▸ **Task statement**: Every line below should be copied exactly; drop the pictures.

▸ **The input**:
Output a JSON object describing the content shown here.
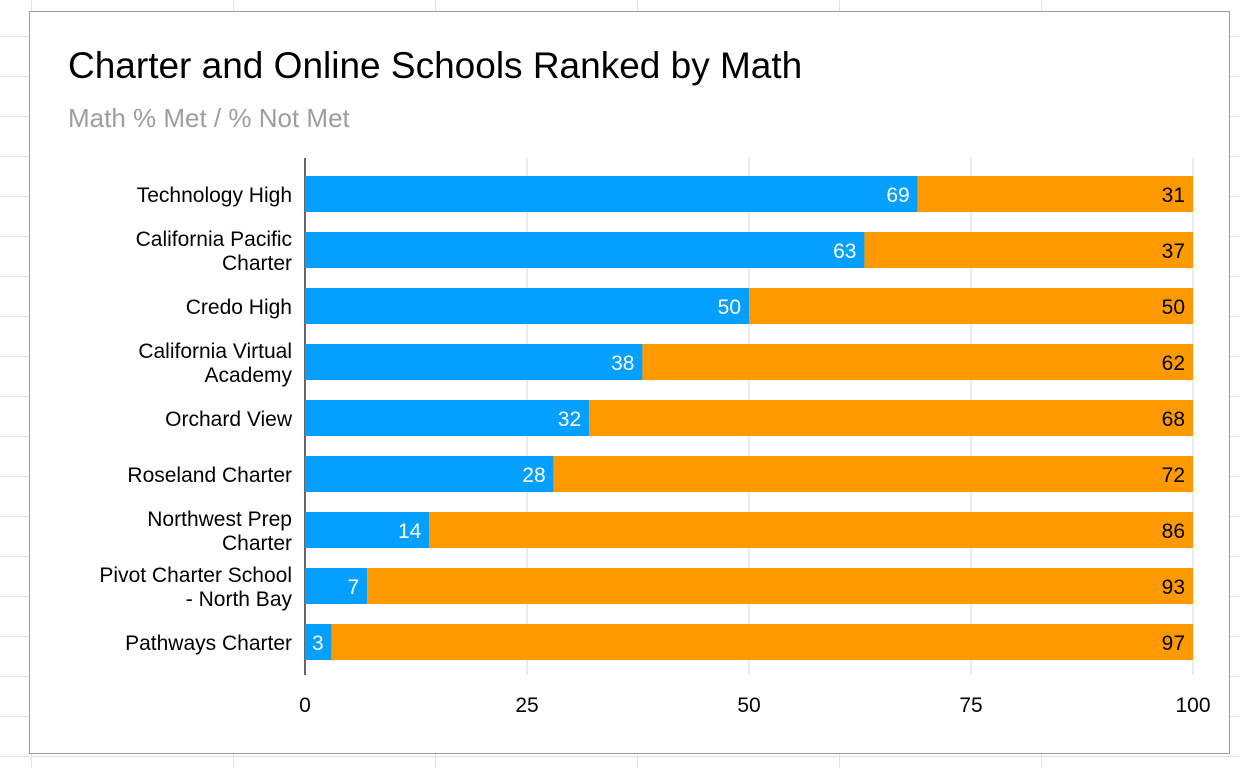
{
  "chart_data": {
    "type": "bar",
    "orientation": "horizontal",
    "stacked": true,
    "title": "Charter and Online Schools Ranked by Math",
    "subtitle": "Math % Met / % Not Met",
    "xlabel": "",
    "ylabel": "",
    "xlim": [
      0,
      100
    ],
    "x_ticks": [
      "0",
      "25",
      "50",
      "75",
      "100"
    ],
    "grid": "vertical",
    "legend": "none",
    "categories": [
      [
        "Technology High"
      ],
      [
        "California Pacific",
        "Charter"
      ],
      [
        "Credo High"
      ],
      [
        "California Virtual",
        "Academy"
      ],
      [
        "Orchard View"
      ],
      [
        "Roseland Charter"
      ],
      [
        "Northwest Prep",
        "Charter"
      ],
      [
        "Pivot Charter School",
        "- North Bay"
      ],
      [
        "Pathways Charter"
      ]
    ],
    "series": [
      {
        "values": [
          69,
          63,
          50,
          38,
          32,
          28,
          14,
          7,
          3
        ],
        "color": "#04a0ff"
      },
      {
        "values": [
          31,
          37,
          50,
          62,
          68,
          72,
          86,
          93,
          97
        ],
        "color": "#ff9900"
      }
    ]
  }
}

▸ **Written solution**:
Output a JSON object describing the content shown here.
{
  "chart_data": {
    "type": "bar",
    "orientation": "horizontal",
    "stacked": true,
    "title": "Charter and Online Schools Ranked by Math",
    "subtitle": "Math % Met / % Not Met",
    "xlabel": "",
    "ylabel": "",
    "xlim": [
      0,
      100
    ],
    "x_ticks": [
      "0",
      "25",
      "50",
      "75",
      "100"
    ],
    "grid": "vertical",
    "legend": "none",
    "categories": [
      [
        "Technology High"
      ],
      [
        "California Pacific",
        "Charter"
      ],
      [
        "Credo High"
      ],
      [
        "California Virtual",
        "Academy"
      ],
      [
        "Orchard View"
      ],
      [
        "Roseland Charter"
      ],
      [
        "Northwest Prep",
        "Charter"
      ],
      [
        "Pivot Charter School",
        "- North Bay"
      ],
      [
        "Pathways Charter"
      ]
    ],
    "series": [
      {
        "values": [
          69,
          63,
          50,
          38,
          32,
          28,
          14,
          7,
          3
        ],
        "color": "#04a0ff"
      },
      {
        "values": [
          31,
          37,
          50,
          62,
          68,
          72,
          86,
          93,
          97
        ],
        "color": "#ff9900"
      }
    ]
  }
}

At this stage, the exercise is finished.